(Stored data)
------------------------------------

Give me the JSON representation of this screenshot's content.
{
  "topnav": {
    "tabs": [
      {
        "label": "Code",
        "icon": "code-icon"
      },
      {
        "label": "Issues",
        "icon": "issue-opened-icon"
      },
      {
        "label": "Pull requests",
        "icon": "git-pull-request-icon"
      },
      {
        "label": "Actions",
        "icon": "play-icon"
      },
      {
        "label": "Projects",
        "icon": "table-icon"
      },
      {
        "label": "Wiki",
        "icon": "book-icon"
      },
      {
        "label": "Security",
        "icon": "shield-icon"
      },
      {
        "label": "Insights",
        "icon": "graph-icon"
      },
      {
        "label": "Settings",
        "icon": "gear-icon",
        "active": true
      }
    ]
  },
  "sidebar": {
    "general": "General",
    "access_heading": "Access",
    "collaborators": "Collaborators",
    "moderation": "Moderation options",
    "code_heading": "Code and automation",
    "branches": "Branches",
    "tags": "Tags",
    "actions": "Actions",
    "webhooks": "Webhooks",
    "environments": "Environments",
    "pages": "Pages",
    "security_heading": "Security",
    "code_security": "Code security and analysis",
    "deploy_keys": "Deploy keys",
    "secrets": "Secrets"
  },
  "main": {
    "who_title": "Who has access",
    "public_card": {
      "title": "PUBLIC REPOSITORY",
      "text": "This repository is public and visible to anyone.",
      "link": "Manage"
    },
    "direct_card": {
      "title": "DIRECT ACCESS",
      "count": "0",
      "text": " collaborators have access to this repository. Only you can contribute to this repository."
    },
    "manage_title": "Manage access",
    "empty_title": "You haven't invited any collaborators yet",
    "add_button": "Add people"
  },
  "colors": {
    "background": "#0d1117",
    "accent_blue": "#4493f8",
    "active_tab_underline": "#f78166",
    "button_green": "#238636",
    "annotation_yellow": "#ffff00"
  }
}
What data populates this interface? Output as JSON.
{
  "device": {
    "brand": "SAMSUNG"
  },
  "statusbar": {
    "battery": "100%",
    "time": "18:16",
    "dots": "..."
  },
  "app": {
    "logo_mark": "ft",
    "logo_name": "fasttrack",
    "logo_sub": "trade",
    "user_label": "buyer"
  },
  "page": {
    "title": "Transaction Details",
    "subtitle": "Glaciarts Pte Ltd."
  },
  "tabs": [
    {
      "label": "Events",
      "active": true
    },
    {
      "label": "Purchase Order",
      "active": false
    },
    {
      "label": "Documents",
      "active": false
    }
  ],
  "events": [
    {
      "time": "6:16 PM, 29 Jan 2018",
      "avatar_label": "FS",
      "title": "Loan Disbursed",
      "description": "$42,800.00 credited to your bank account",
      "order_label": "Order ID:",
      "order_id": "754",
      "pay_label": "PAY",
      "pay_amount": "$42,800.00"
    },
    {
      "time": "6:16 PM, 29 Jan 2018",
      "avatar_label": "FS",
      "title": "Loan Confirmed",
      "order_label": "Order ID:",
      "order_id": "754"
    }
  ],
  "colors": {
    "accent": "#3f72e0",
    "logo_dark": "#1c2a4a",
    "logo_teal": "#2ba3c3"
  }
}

------------------------------------

WHAT YOU NEED TO DO. Copy the lines from the entries above in which the word "JSON" appears.

SOLUTION.
Give me the JSON representation of this screenshot's content.
What data populates this interface? Output as JSON.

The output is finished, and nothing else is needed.